### BRIEF
In the records below, work out how many lines hold the word "this". Report the number alone.

▽

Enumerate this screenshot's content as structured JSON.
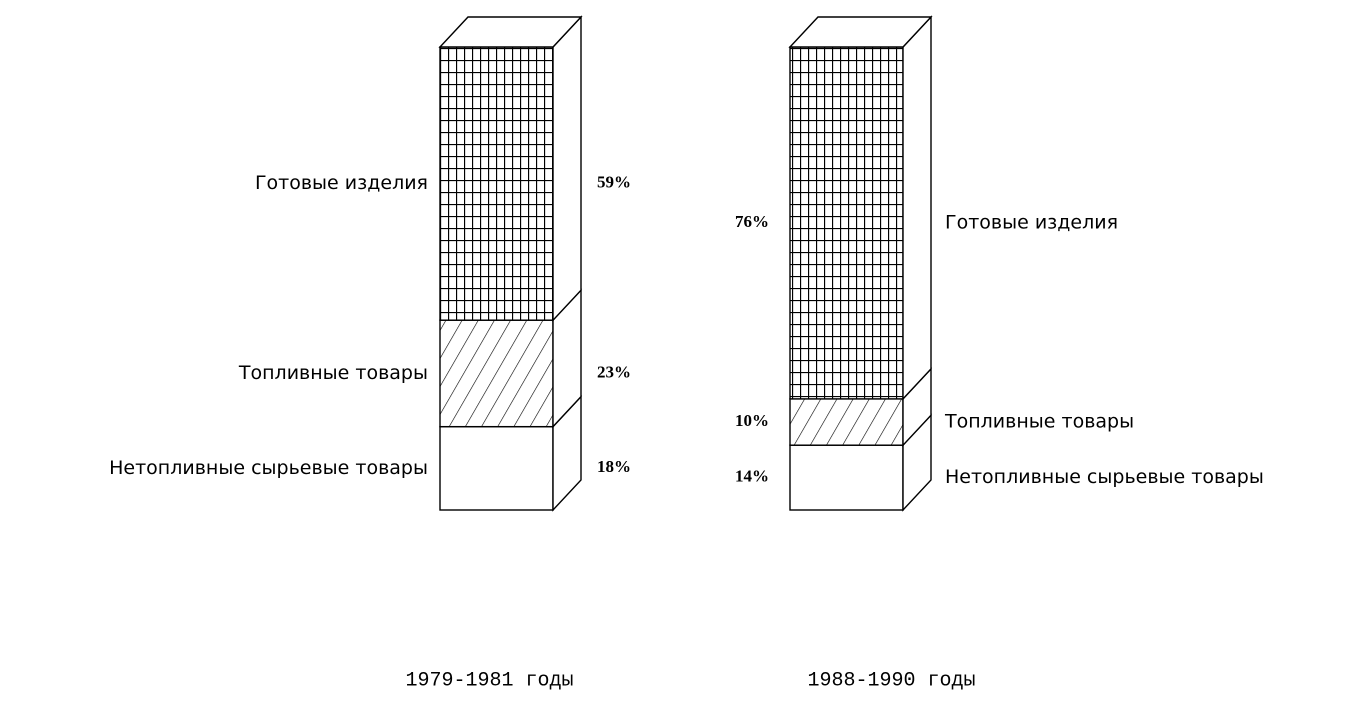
{
  "chart_data": {
    "type": "stacked-3d-column",
    "categories": [
      "1979-1981 годы",
      "1988-1990 годы"
    ],
    "series": [
      {
        "name": "Нетопливные сырьевые товары",
        "pattern": "none",
        "values": [
          18,
          14
        ],
        "value_labels": [
          "18%",
          "14%"
        ]
      },
      {
        "name": "Топливные товары",
        "pattern": "hatch",
        "values": [
          23,
          10
        ],
        "value_labels": [
          "23%",
          "10%"
        ]
      },
      {
        "name": "Готовые изделия",
        "pattern": "grid",
        "values": [
          59,
          76
        ],
        "value_labels": [
          "59%",
          "76%"
        ]
      }
    ]
  }
}
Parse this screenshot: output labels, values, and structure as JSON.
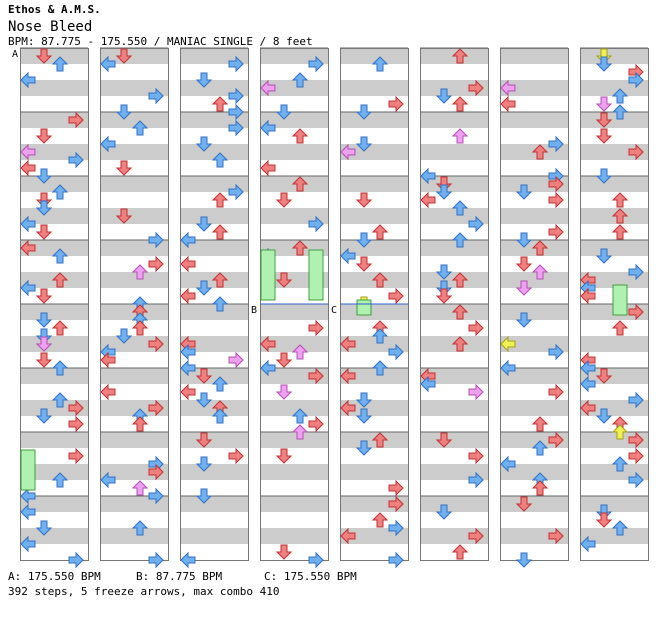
{
  "header": {
    "artist": "Ethos & A.M.S.",
    "title": "Nose Bleed",
    "info": "BPM: 87.775 - 175.550 / MANIAC SINGLE / 8 feet"
  },
  "chart_data": {
    "type": "stepchart",
    "columns": 8,
    "measures_per_column": 8,
    "bpm_markers": [
      {
        "label": "A",
        "bpm": 175.55
      },
      {
        "label": "B",
        "bpm": 87.775
      },
      {
        "label": "C",
        "bpm": 175.55
      }
    ],
    "summary": {
      "steps": 392,
      "freeze_arrows": 5,
      "max_combo": 410
    }
  },
  "footer": {
    "bpm_a": "A: 175.550 BPM",
    "bpm_b": "B: 87.775 BPM",
    "bpm_c": "C: 175.550 BPM",
    "stats": "392 steps, 5 freeze arrows, max combo 410"
  },
  "colors": {
    "red": "#f08080",
    "blue": "#70b0f0",
    "pink": "#f0a0f0",
    "yellow": "#f0f050",
    "freeze": "#b0f0b0",
    "stripe": "#cccccc"
  }
}
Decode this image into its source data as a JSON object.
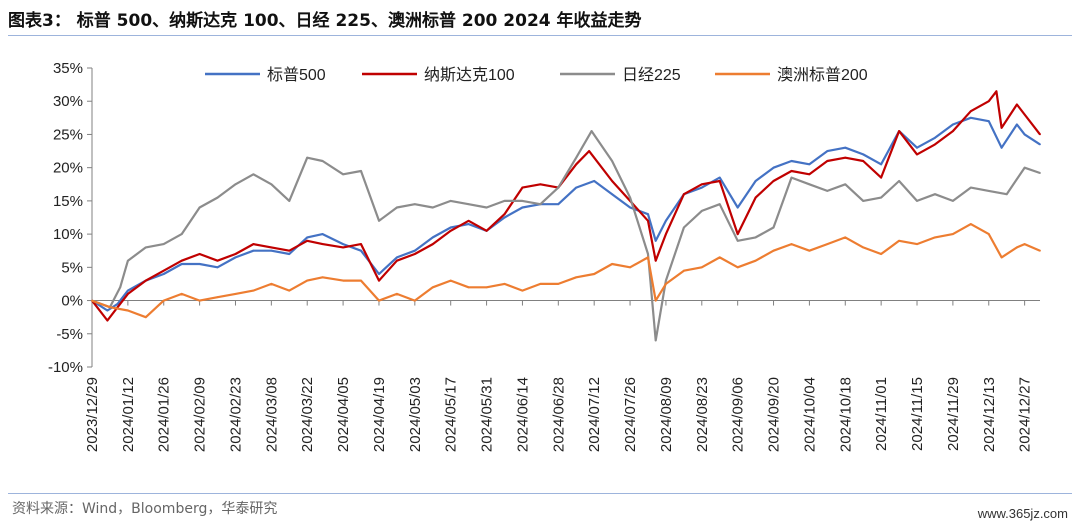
{
  "header": {
    "title": "图表3：  标普 500、纳斯达克 100、日经 225、澳洲标普 200 2024 年收益走势"
  },
  "footer": {
    "source": "资料来源：Wind，Bloomberg，华泰研究",
    "watermark": "www.365jz.com"
  },
  "chart_data": {
    "type": "line",
    "title": "",
    "xlabel": "",
    "ylabel": "",
    "y_unit": "%",
    "ylim": [
      -10,
      35
    ],
    "ytick_step": 5,
    "xlim": [
      "2023-12-29",
      "2025-01-02"
    ],
    "x_tick_labels": [
      "2023/12/29",
      "2024/01/12",
      "2024/01/26",
      "2024/02/09",
      "2024/02/23",
      "2024/03/08",
      "2024/03/22",
      "2024/04/05",
      "2024/04/19",
      "2024/05/03",
      "2024/05/17",
      "2024/05/31",
      "2024/06/14",
      "2024/06/28",
      "2024/07/12",
      "2024/07/26",
      "2024/08/09",
      "2024/08/23",
      "2024/09/06",
      "2024/09/20",
      "2024/10/04",
      "2024/10/18",
      "2024/11/01",
      "2024/11/15",
      "2024/11/29",
      "2024/12/13",
      "2024/12/27"
    ],
    "grid": false,
    "legend_position": "top",
    "series": [
      {
        "name": "标普500",
        "color": "#4472c4",
        "points": [
          [
            "2023-12-29",
            0
          ],
          [
            "2024-01-04",
            -1.5
          ],
          [
            "2024-01-08",
            -0.5
          ],
          [
            "2024-01-12",
            1.5
          ],
          [
            "2024-01-19",
            3
          ],
          [
            "2024-01-26",
            4
          ],
          [
            "2024-02-02",
            5.5
          ],
          [
            "2024-02-09",
            5.5
          ],
          [
            "2024-02-16",
            5
          ],
          [
            "2024-02-23",
            6.5
          ],
          [
            "2024-03-01",
            7.5
          ],
          [
            "2024-03-08",
            7.5
          ],
          [
            "2024-03-15",
            7
          ],
          [
            "2024-03-22",
            9.5
          ],
          [
            "2024-03-28",
            10
          ],
          [
            "2024-04-05",
            8.5
          ],
          [
            "2024-04-12",
            7.5
          ],
          [
            "2024-04-19",
            4
          ],
          [
            "2024-04-26",
            6.5
          ],
          [
            "2024-05-03",
            7.5
          ],
          [
            "2024-05-10",
            9.5
          ],
          [
            "2024-05-17",
            11
          ],
          [
            "2024-05-24",
            11.5
          ],
          [
            "2024-05-31",
            10.5
          ],
          [
            "2024-06-07",
            12.5
          ],
          [
            "2024-06-14",
            14
          ],
          [
            "2024-06-21",
            14.5
          ],
          [
            "2024-06-28",
            14.5
          ],
          [
            "2024-07-05",
            17
          ],
          [
            "2024-07-12",
            18
          ],
          [
            "2024-07-19",
            16
          ],
          [
            "2024-07-26",
            14
          ],
          [
            "2024-08-02",
            13
          ],
          [
            "2024-08-05",
            9
          ],
          [
            "2024-08-09",
            12
          ],
          [
            "2024-08-16",
            16
          ],
          [
            "2024-08-23",
            17
          ],
          [
            "2024-08-30",
            18.5
          ],
          [
            "2024-09-06",
            14
          ],
          [
            "2024-09-13",
            18
          ],
          [
            "2024-09-20",
            20
          ],
          [
            "2024-09-27",
            21
          ],
          [
            "2024-10-04",
            20.5
          ],
          [
            "2024-10-11",
            22.5
          ],
          [
            "2024-10-18",
            23
          ],
          [
            "2024-10-25",
            22
          ],
          [
            "2024-11-01",
            20.5
          ],
          [
            "2024-11-08",
            25.5
          ],
          [
            "2024-11-15",
            23
          ],
          [
            "2024-11-22",
            24.5
          ],
          [
            "2024-11-29",
            26.5
          ],
          [
            "2024-12-06",
            27.5
          ],
          [
            "2024-12-13",
            27
          ],
          [
            "2024-12-18",
            23
          ],
          [
            "2024-12-24",
            26.5
          ],
          [
            "2024-12-27",
            25
          ],
          [
            "2025-01-02",
            23.5
          ]
        ]
      },
      {
        "name": "纳斯达克100",
        "color": "#c00000",
        "points": [
          [
            "2023-12-29",
            0
          ],
          [
            "2024-01-04",
            -3
          ],
          [
            "2024-01-08",
            -1
          ],
          [
            "2024-01-12",
            1
          ],
          [
            "2024-01-19",
            3
          ],
          [
            "2024-01-26",
            4.5
          ],
          [
            "2024-02-02",
            6
          ],
          [
            "2024-02-09",
            7
          ],
          [
            "2024-02-16",
            6
          ],
          [
            "2024-02-23",
            7
          ],
          [
            "2024-03-01",
            8.5
          ],
          [
            "2024-03-08",
            8
          ],
          [
            "2024-03-15",
            7.5
          ],
          [
            "2024-03-22",
            9
          ],
          [
            "2024-03-28",
            8.5
          ],
          [
            "2024-04-05",
            8
          ],
          [
            "2024-04-12",
            8.5
          ],
          [
            "2024-04-19",
            3
          ],
          [
            "2024-04-26",
            6
          ],
          [
            "2024-05-03",
            7
          ],
          [
            "2024-05-10",
            8.5
          ],
          [
            "2024-05-17",
            10.5
          ],
          [
            "2024-05-24",
            12
          ],
          [
            "2024-05-31",
            10.5
          ],
          [
            "2024-06-07",
            13
          ],
          [
            "2024-06-14",
            17
          ],
          [
            "2024-06-21",
            17.5
          ],
          [
            "2024-06-28",
            17
          ],
          [
            "2024-07-05",
            20.5
          ],
          [
            "2024-07-10",
            22.5
          ],
          [
            "2024-07-19",
            18
          ],
          [
            "2024-07-26",
            15
          ],
          [
            "2024-08-02",
            12
          ],
          [
            "2024-08-05",
            6
          ],
          [
            "2024-08-09",
            10
          ],
          [
            "2024-08-16",
            16
          ],
          [
            "2024-08-23",
            17.5
          ],
          [
            "2024-08-30",
            18
          ],
          [
            "2024-09-06",
            10
          ],
          [
            "2024-09-13",
            15.5
          ],
          [
            "2024-09-20",
            18
          ],
          [
            "2024-09-27",
            19.5
          ],
          [
            "2024-10-04",
            19
          ],
          [
            "2024-10-11",
            21
          ],
          [
            "2024-10-18",
            21.5
          ],
          [
            "2024-10-25",
            21
          ],
          [
            "2024-11-01",
            18.5
          ],
          [
            "2024-11-08",
            25.5
          ],
          [
            "2024-11-15",
            22
          ],
          [
            "2024-11-22",
            23.5
          ],
          [
            "2024-11-29",
            25.5
          ],
          [
            "2024-12-06",
            28.5
          ],
          [
            "2024-12-13",
            30
          ],
          [
            "2024-12-16",
            31.5
          ],
          [
            "2024-12-18",
            26
          ],
          [
            "2024-12-24",
            29.5
          ],
          [
            "2024-12-27",
            28
          ],
          [
            "2025-01-02",
            25
          ]
        ]
      },
      {
        "name": "日经225",
        "color": "#8c8c8c",
        "points": [
          [
            "2023-12-29",
            0
          ],
          [
            "2024-01-05",
            -1
          ],
          [
            "2024-01-09",
            2
          ],
          [
            "2024-01-12",
            6
          ],
          [
            "2024-01-19",
            8
          ],
          [
            "2024-01-26",
            8.5
          ],
          [
            "2024-02-02",
            10
          ],
          [
            "2024-02-09",
            14
          ],
          [
            "2024-02-16",
            15.5
          ],
          [
            "2024-02-23",
            17.5
          ],
          [
            "2024-03-01",
            19
          ],
          [
            "2024-03-08",
            17.5
          ],
          [
            "2024-03-15",
            15
          ],
          [
            "2024-03-22",
            21.5
          ],
          [
            "2024-03-28",
            21
          ],
          [
            "2024-04-05",
            19
          ],
          [
            "2024-04-12",
            19.5
          ],
          [
            "2024-04-19",
            12
          ],
          [
            "2024-04-26",
            14
          ],
          [
            "2024-05-03",
            14.5
          ],
          [
            "2024-05-10",
            14
          ],
          [
            "2024-05-17",
            15
          ],
          [
            "2024-05-24",
            14.5
          ],
          [
            "2024-05-31",
            14
          ],
          [
            "2024-06-07",
            15
          ],
          [
            "2024-06-14",
            15
          ],
          [
            "2024-06-21",
            14.5
          ],
          [
            "2024-06-28",
            17
          ],
          [
            "2024-07-05",
            21.5
          ],
          [
            "2024-07-11",
            25.5
          ],
          [
            "2024-07-19",
            21
          ],
          [
            "2024-07-26",
            15.5
          ],
          [
            "2024-08-02",
            7
          ],
          [
            "2024-08-05",
            -6
          ],
          [
            "2024-08-09",
            3
          ],
          [
            "2024-08-16",
            11
          ],
          [
            "2024-08-23",
            13.5
          ],
          [
            "2024-08-30",
            14.5
          ],
          [
            "2024-09-06",
            9
          ],
          [
            "2024-09-13",
            9.5
          ],
          [
            "2024-09-20",
            11
          ],
          [
            "2024-09-27",
            18.5
          ],
          [
            "2024-10-04",
            17.5
          ],
          [
            "2024-10-11",
            16.5
          ],
          [
            "2024-10-18",
            17.5
          ],
          [
            "2024-10-25",
            15
          ],
          [
            "2024-11-01",
            15.5
          ],
          [
            "2024-11-08",
            18
          ],
          [
            "2024-11-15",
            15
          ],
          [
            "2024-11-22",
            16
          ],
          [
            "2024-11-29",
            15
          ],
          [
            "2024-12-06",
            17
          ],
          [
            "2024-12-13",
            16.5
          ],
          [
            "2024-12-20",
            16
          ],
          [
            "2024-12-27",
            20
          ],
          [
            "2025-01-02",
            19.2
          ]
        ]
      },
      {
        "name": "澳洲标普200",
        "color": "#ed7d31",
        "points": [
          [
            "2023-12-29",
            0
          ],
          [
            "2024-01-05",
            -1
          ],
          [
            "2024-01-12",
            -1.5
          ],
          [
            "2024-01-19",
            -2.5
          ],
          [
            "2024-01-26",
            0
          ],
          [
            "2024-02-02",
            1
          ],
          [
            "2024-02-09",
            0
          ],
          [
            "2024-02-16",
            0.5
          ],
          [
            "2024-02-23",
            1
          ],
          [
            "2024-03-01",
            1.5
          ],
          [
            "2024-03-08",
            2.5
          ],
          [
            "2024-03-15",
            1.5
          ],
          [
            "2024-03-22",
            3
          ],
          [
            "2024-03-28",
            3.5
          ],
          [
            "2024-04-05",
            3
          ],
          [
            "2024-04-12",
            3
          ],
          [
            "2024-04-19",
            0
          ],
          [
            "2024-04-26",
            1
          ],
          [
            "2024-05-03",
            0
          ],
          [
            "2024-05-10",
            2
          ],
          [
            "2024-05-17",
            3
          ],
          [
            "2024-05-24",
            2
          ],
          [
            "2024-05-31",
            2
          ],
          [
            "2024-06-07",
            2.5
          ],
          [
            "2024-06-14",
            1.5
          ],
          [
            "2024-06-21",
            2.5
          ],
          [
            "2024-06-28",
            2.5
          ],
          [
            "2024-07-05",
            3.5
          ],
          [
            "2024-07-12",
            4
          ],
          [
            "2024-07-19",
            5.5
          ],
          [
            "2024-07-26",
            5
          ],
          [
            "2024-08-02",
            6.5
          ],
          [
            "2024-08-05",
            0
          ],
          [
            "2024-08-09",
            2.5
          ],
          [
            "2024-08-16",
            4.5
          ],
          [
            "2024-08-23",
            5
          ],
          [
            "2024-08-30",
            6.5
          ],
          [
            "2024-09-06",
            5
          ],
          [
            "2024-09-13",
            6
          ],
          [
            "2024-09-20",
            7.5
          ],
          [
            "2024-09-27",
            8.5
          ],
          [
            "2024-10-04",
            7.5
          ],
          [
            "2024-10-11",
            8.5
          ],
          [
            "2024-10-18",
            9.5
          ],
          [
            "2024-10-25",
            8
          ],
          [
            "2024-11-01",
            7
          ],
          [
            "2024-11-08",
            9
          ],
          [
            "2024-11-15",
            8.5
          ],
          [
            "2024-11-22",
            9.5
          ],
          [
            "2024-11-29",
            10
          ],
          [
            "2024-12-06",
            11.5
          ],
          [
            "2024-12-13",
            10
          ],
          [
            "2024-12-18",
            6.5
          ],
          [
            "2024-12-24",
            8
          ],
          [
            "2024-12-27",
            8.5
          ],
          [
            "2025-01-02",
            7.5
          ]
        ]
      }
    ]
  }
}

△

### EXERCISE RESPONSE
3